══ Extracted records

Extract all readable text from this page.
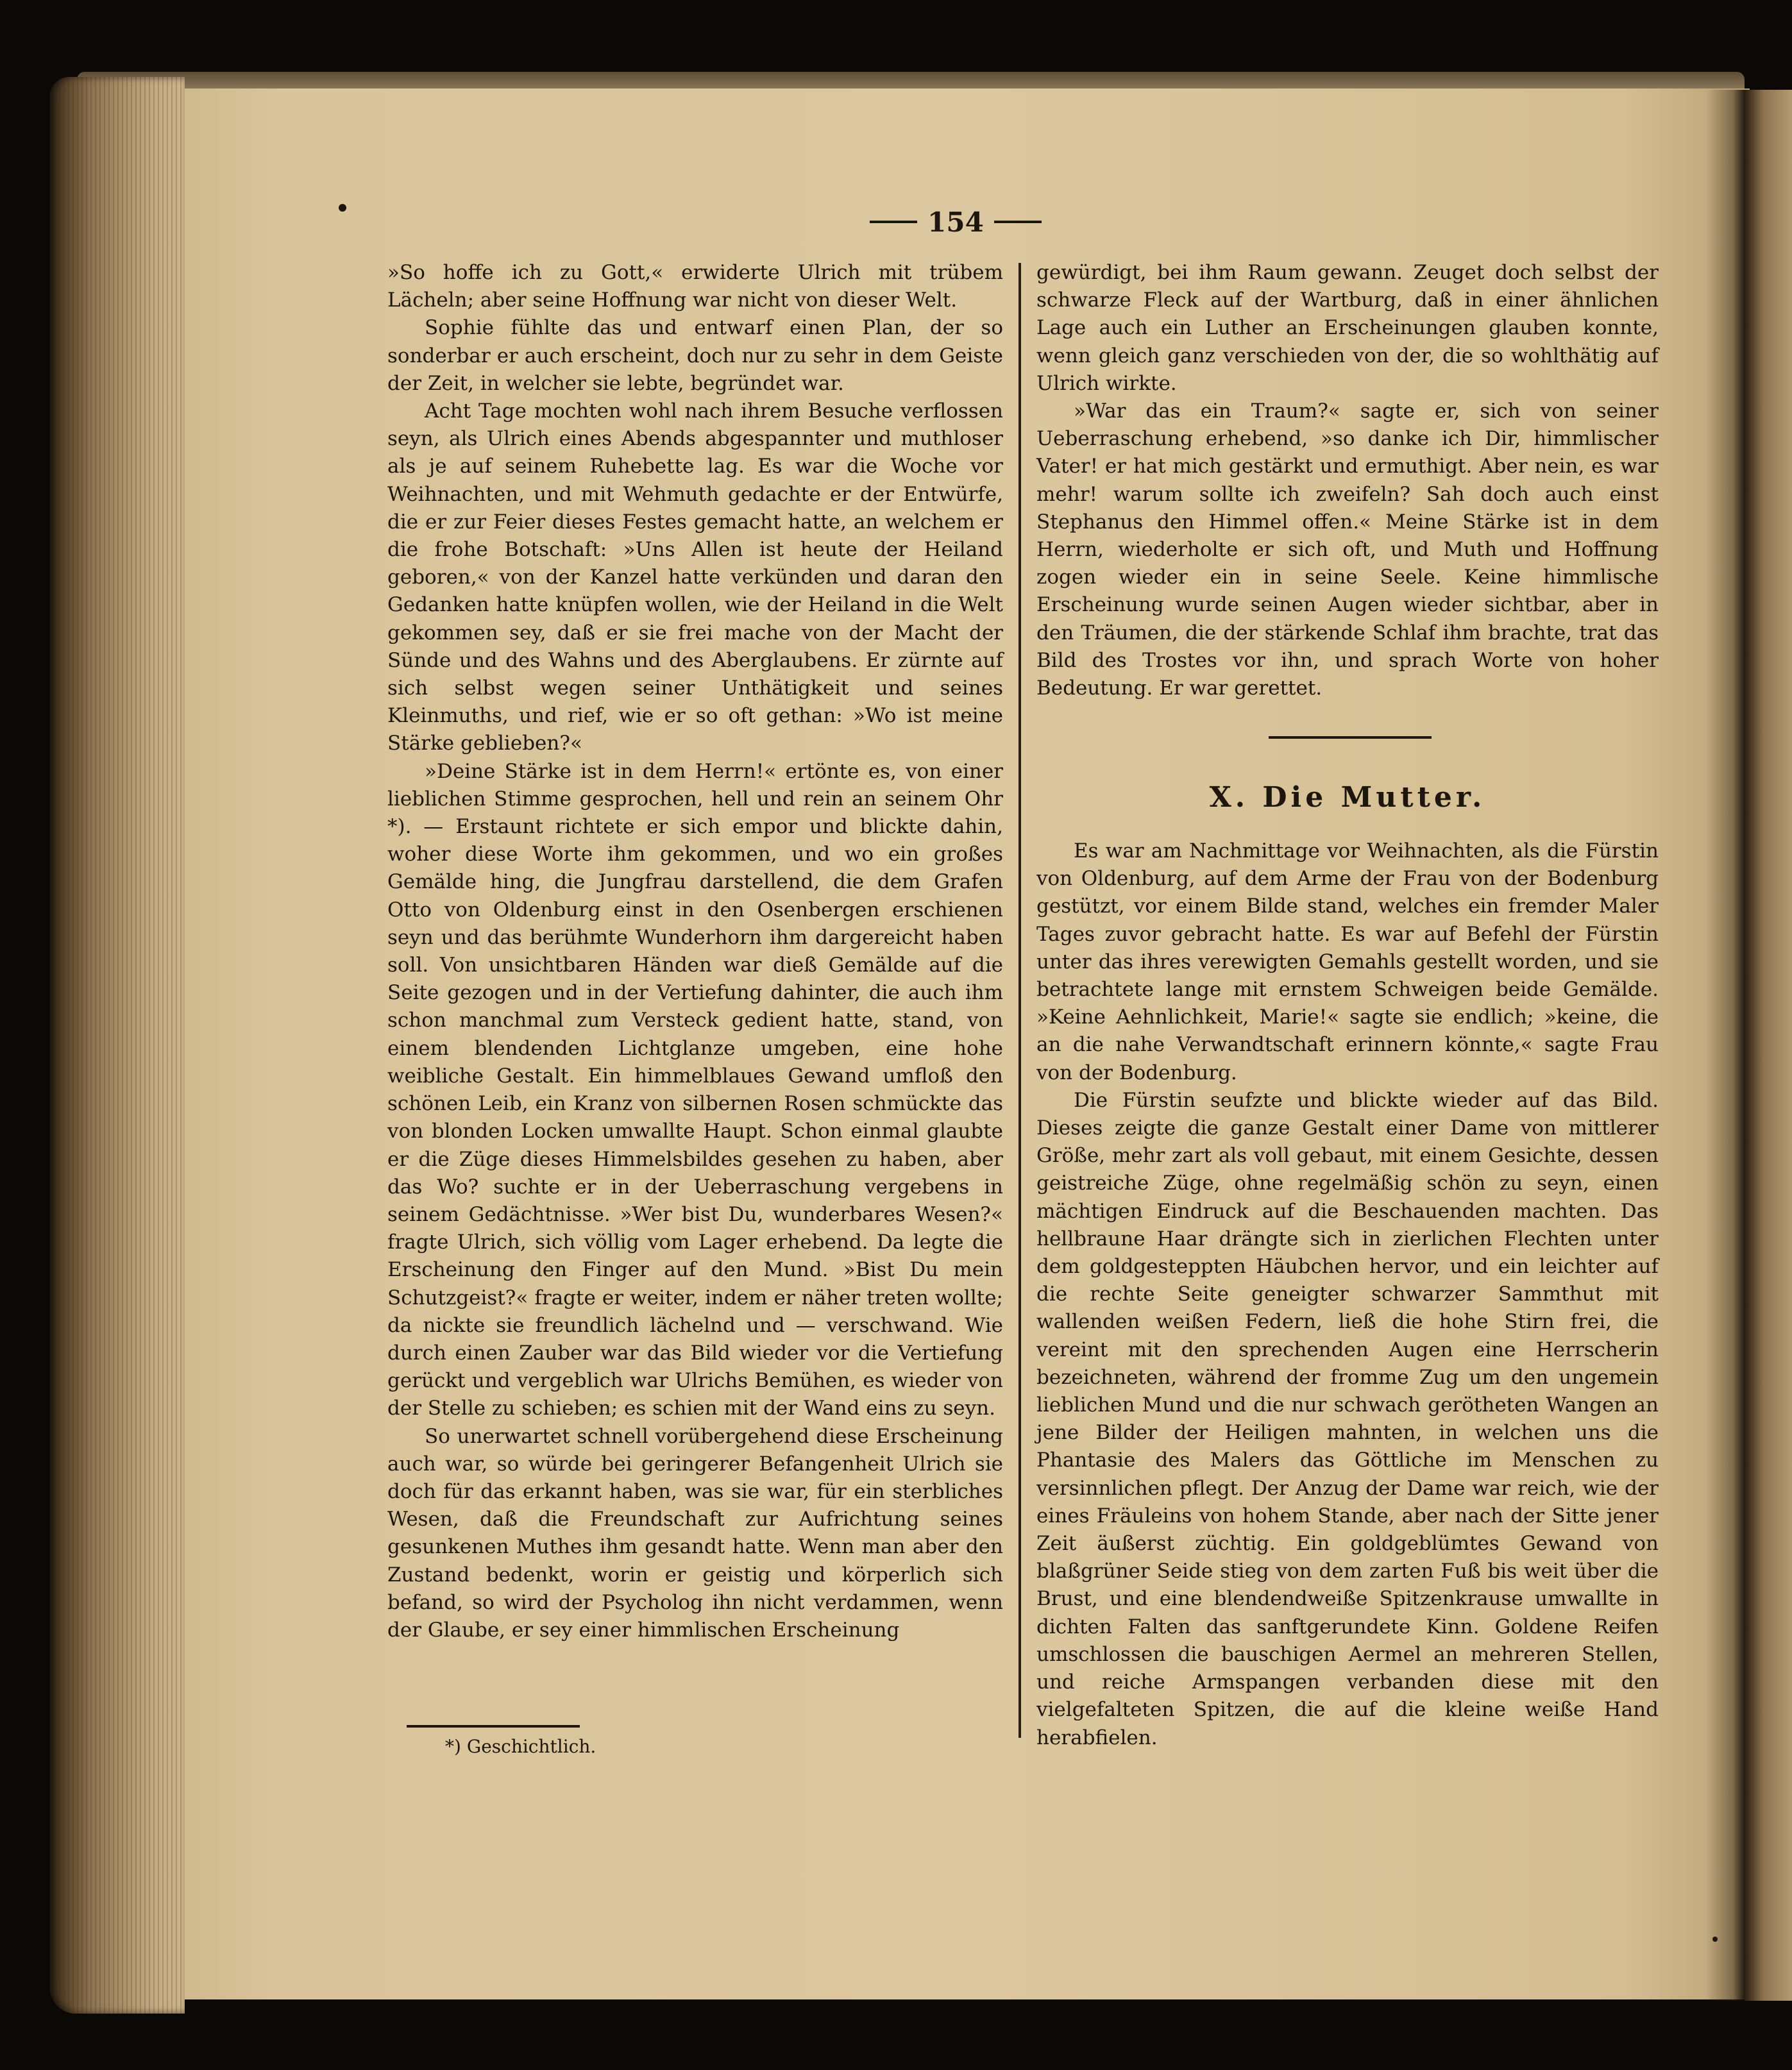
154

»So hoffe ich zu Gott,« erwiderte Ulrich mit trübem Lächeln; aber seine Hoffnung war nicht von dieser Welt.

Sophie fühlte das und entwarf einen Plan, der so sonderbar er auch erscheint, doch nur zu sehr in dem Geiste der Zeit, in welcher sie lebte, begründet war.

Acht Tage mochten wohl nach ihrem Besuche verflossen seyn, als Ulrich eines Abends abgespannter und muthloser als je auf seinem Ruhebette lag. Es war die Woche vor Weihnachten, und mit Wehmuth gedachte er der Entwürfe, die er zur Feier dieses Festes gemacht hatte, an welchem er die frohe Botschaft: »Uns Allen ist heute der Heiland geboren,« von der Kanzel hatte verkünden und daran den Gedanken hatte knüpfen wollen, wie der Heiland in die Welt gekommen sey, daß er sie frei mache von der Macht der Sünde und des Wahns und des Aberglaubens. Er zürnte auf sich selbst wegen seiner Unthätigkeit und seines Kleinmuths, und rief, wie er so oft gethan: »Wo ist meine Stärke geblieben?«

»Deine Stärke ist in dem Herrn!« ertönte es, von einer lieblichen Stimme gesprochen, hell und rein an seinem Ohr *). — Erstaunt richtete er sich empor und blickte dahin, woher diese Worte ihm gekommen, und wo ein großes Gemälde hing, die Jungfrau darstellend, die dem Grafen Otto von Oldenburg einst in den Osenbergen erschienen seyn und das berühmte Wunderhorn ihm dargereicht haben soll. Von unsichtbaren Händen war dieß Gemälde auf die Seite gezogen und in der Vertiefung dahinter, die auch ihm schon manchmal zum Versteck gedient hatte, stand, von einem blendenden Lichtglanze umgeben, eine hohe weibliche Gestalt. Ein himmelblaues Gewand umfloß den schönen Leib, ein Kranz von silbernen Rosen schmückte das von blonden Locken umwallte Haupt. Schon einmal glaubte er die Züge dieses Himmelsbildes gesehen zu haben, aber das Wo? suchte er in der Ueberraschung vergebens in seinem Gedächtnisse. »Wer bist Du, wunderbares Wesen?« fragte Ulrich, sich völlig vom Lager erhebend. Da legte die Erscheinung den Finger auf den Mund. »Bist Du mein Schutzgeist?« fragte er weiter, indem er näher treten wollte; da nickte sie freundlich lächelnd und — verschwand. Wie durch einen Zauber war das Bild wieder vor die Vertiefung gerückt und vergeblich war Ulrichs Bemühen, es wieder von der Stelle zu schieben; es schien mit der Wand eins zu seyn.

So unerwartet schnell vorübergehend diese Erscheinung auch war, so würde bei geringerer Befangenheit Ulrich sie doch für das erkannt haben, was sie war, für ein sterbliches Wesen, daß die Freundschaft zur Aufrichtung seines gesunkenen Muthes ihm gesandt hatte. Wenn man aber den Zustand bedenkt, worin er geistig und körperlich sich befand, so wird der Psycholog ihn nicht verdammen, wenn der Glaube, er sey einer himmlischen Erscheinung

*) Geschichtlich.

gewürdigt, bei ihm Raum gewann. Zeuget doch selbst der schwarze Fleck auf der Wartburg, daß in einer ähnlichen Lage auch ein Luther an Erscheinungen glauben konnte, wenn gleich ganz verschieden von der, die so wohlthätig auf Ulrich wirkte.

»War das ein Traum?« sagte er, sich von seiner Ueberraschung erhebend, »so danke ich Dir, himmlischer Vater! er hat mich gestärkt und ermuthigt. Aber nein, es war mehr! warum sollte ich zweifeln? Sah doch auch einst Stephanus den Himmel offen.« Meine Stärke ist in dem Herrn, wiederholte er sich oft, und Muth und Hoffnung zogen wieder ein in seine Seele. Keine himmlische Erscheinung wurde seinen Augen wieder sichtbar, aber in den Träumen, die der stärkende Schlaf ihm brachte, trat das Bild des Trostes vor ihn, und sprach Worte von hoher Bedeutung. Er war gerettet.

X. Die Mutter.

Es war am Nachmittage vor Weihnachten, als die Fürstin von Oldenburg, auf dem Arme der Frau von der Bodenburg gestützt, vor einem Bilde stand, welches ein fremder Maler Tages zuvor gebracht hatte. Es war auf Befehl der Fürstin unter das ihres verewigten Gemahls gestellt worden, und sie betrachtete lange mit ernstem Schweigen beide Gemälde. »Keine Aehnlichkeit, Marie!« sagte sie endlich; »keine, die an die nahe Verwandtschaft erinnern könnte,« sagte Frau von der Bodenburg.

Die Fürstin seufzte und blickte wieder auf das Bild. Dieses zeigte die ganze Gestalt einer Dame von mittlerer Größe, mehr zart als voll gebaut, mit einem Gesichte, dessen geistreiche Züge, ohne regelmäßig schön zu seyn, einen mächtigen Eindruck auf die Beschauenden machten. Das hellbraune Haar drängte sich in zierlichen Flechten unter dem goldgesteppten Häubchen hervor, und ein leichter auf die rechte Seite geneigter schwarzer Sammthut mit wallenden weißen Federn, ließ die hohe Stirn frei, die vereint mit den sprechenden Augen eine Herrscherin bezeichneten, während der fromme Zug um den ungemein lieblichen Mund und die nur schwach gerötheten Wangen an jene Bilder der Heiligen mahnten, in welchen uns die Phantasie des Malers das Göttliche im Menschen zu versinnlichen pflegt. Der Anzug der Dame war reich, wie der eines Fräuleins von hohem Stande, aber nach der Sitte jener Zeit äußerst züchtig. Ein goldgeblümtes Gewand von blaßgrüner Seide stieg von dem zarten Fuß bis weit über die Brust, und eine blendendweiße Spitzenkrause umwallte in dichten Falten das sanftgerundete Kinn. Goldene Reifen umschlossen die bauschigen Aermel an mehreren Stellen, und reiche Armspangen verbanden diese mit den vielgefalteten Spitzen, die auf die kleine weiße Hand herabfielen.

════

▶ [Problem to solve] Set down the records in full and exactly. Do not carry over any image.

▶ [Correct output]
Extract all readable text from this page.
154

»So hoffe ich zu Gott,« erwiderte Ulrich mit trübem Lächeln; aber seine Hoffnung war nicht von dieser Welt.

Sophie fühlte das und entwarf einen Plan, der so sonderbar er auch erscheint, doch nur zu sehr in dem Geiste der Zeit, in welcher sie lebte, begründet war.

Acht Tage mochten wohl nach ihrem Besuche verflossen seyn, als Ulrich eines Abends abgespannter und muthloser als je auf seinem Ruhebette lag. Es war die Woche vor Weihnachten, und mit Wehmuth gedachte er der Entwürfe, die er zur Feier dieses Festes gemacht hatte, an welchem er die frohe Botschaft: »Uns Allen ist heute der Heiland geboren,« von der Kanzel hatte verkünden und daran den Gedanken hatte knüpfen wollen, wie der Heiland in die Welt gekommen sey, daß er sie frei mache von der Macht der Sünde und des Wahns und des Aberglaubens. Er zürnte auf sich selbst wegen seiner Unthätigkeit und seines Kleinmuths, und rief, wie er so oft gethan: »Wo ist meine Stärke geblieben?«

»Deine Stärke ist in dem Herrn!« ertönte es, von einer lieblichen Stimme gesprochen, hell und rein an seinem Ohr *). — Erstaunt richtete er sich empor und blickte dahin, woher diese Worte ihm gekommen, und wo ein großes Gemälde hing, die Jungfrau darstellend, die dem Grafen Otto von Oldenburg einst in den Osenbergen erschienen seyn und das berühmte Wunderhorn ihm dargereicht haben soll. Von unsichtbaren Händen war dieß Gemälde auf die Seite gezogen und in der Vertiefung dahinter, die auch ihm schon manchmal zum Versteck gedient hatte, stand, von einem blendenden Lichtglanze umgeben, eine hohe weibliche Gestalt. Ein himmelblaues Gewand umfloß den schönen Leib, ein Kranz von silbernen Rosen schmückte das von blonden Locken umwallte Haupt. Schon einmal glaubte er die Züge dieses Himmelsbildes gesehen zu haben, aber das Wo? suchte er in der Ueberraschung vergebens in seinem Gedächtnisse. »Wer bist Du, wunderbares Wesen?« fragte Ulrich, sich völlig vom Lager erhebend. Da legte die Erscheinung den Finger auf den Mund. »Bist Du mein Schutzgeist?« fragte er weiter, indem er näher treten wollte; da nickte sie freundlich lächelnd und — verschwand. Wie durch einen Zauber war das Bild wieder vor die Vertiefung gerückt und vergeblich war Ulrichs Bemühen, es wieder von der Stelle zu schieben; es schien mit der Wand eins zu seyn.

So unerwartet schnell vorübergehend diese Erscheinung auch war, so würde bei geringerer Befangenheit Ulrich sie doch für das erkannt haben, was sie war, für ein sterbliches Wesen, daß die Freundschaft zur Aufrichtung seines gesunkenen Muthes ihm gesandt hatte. Wenn man aber den Zustand bedenkt, worin er geistig und körperlich sich befand, so wird der Psycholog ihn nicht verdammen, wenn der Glaube, er sey einer himmlischen Erscheinung

*) Geschichtlich.

gewürdigt, bei ihm Raum gewann. Zeuget doch selbst der schwarze Fleck auf der Wartburg, daß in einer ähnlichen Lage auch ein Luther an Erscheinungen glauben konnte, wenn gleich ganz verschieden von der, die so wohlthätig auf Ulrich wirkte.

»War das ein Traum?« sagte er, sich von seiner Ueberraschung erhebend, »so danke ich Dir, himmlischer Vater! er hat mich gestärkt und ermuthigt. Aber nein, es war mehr! warum sollte ich zweifeln? Sah doch auch einst Stephanus den Himmel offen.« Meine Stärke ist in dem Herrn, wiederholte er sich oft, und Muth und Hoffnung zogen wieder ein in seine Seele. Keine himmlische Erscheinung wurde seinen Augen wieder sichtbar, aber in den Träumen, die der stärkende Schlaf ihm brachte, trat das Bild des Trostes vor ihn, und sprach Worte von hoher Bedeutung. Er war gerettet.

X. Die Mutter.

Es war am Nachmittage vor Weihnachten, als die Fürstin von Oldenburg, auf dem Arme der Frau von der Bodenburg gestützt, vor einem Bilde stand, welches ein fremder Maler Tages zuvor gebracht hatte. Es war auf Befehl der Fürstin unter das ihres verewigten Gemahls gestellt worden, und sie betrachtete lange mit ernstem Schweigen beide Gemälde. »Keine Aehnlichkeit, Marie!« sagte sie endlich; »keine, die an die nahe Verwandtschaft erinnern könnte,« sagte Frau von der Bodenburg.

Die Fürstin seufzte und blickte wieder auf das Bild. Dieses zeigte die ganze Gestalt einer Dame von mittlerer Größe, mehr zart als voll gebaut, mit einem Gesichte, dessen geistreiche Züge, ohne regelmäßig schön zu seyn, einen mächtigen Eindruck auf die Beschauenden machten. Das hellbraune Haar drängte sich in zierlichen Flechten unter dem goldgesteppten Häubchen hervor, und ein leichter auf die rechte Seite geneigter schwarzer Sammthut mit wallenden weißen Federn, ließ die hohe Stirn frei, die vereint mit den sprechenden Augen eine Herrscherin bezeichneten, während der fromme Zug um den ungemein lieblichen Mund und die nur schwach gerötheten Wangen an jene Bilder der Heiligen mahnten, in welchen uns die Phantasie des Malers das Göttliche im Menschen zu versinnlichen pflegt. Der Anzug der Dame war reich, wie der eines Fräuleins von hohem Stande, aber nach der Sitte jener Zeit äußerst züchtig. Ein goldgeblümtes Gewand von blaßgrüner Seide stieg von dem zarten Fuß bis weit über die Brust, und eine blendendweiße Spitzenkrause umwallte in dichten Falten das sanftgerundete Kinn. Goldene Reifen umschlossen die bauschigen Aermel an mehreren Stellen, und reiche Armspangen verbanden diese mit den vielgefalteten Spitzen, die auf die kleine weiße Hand herabfielen.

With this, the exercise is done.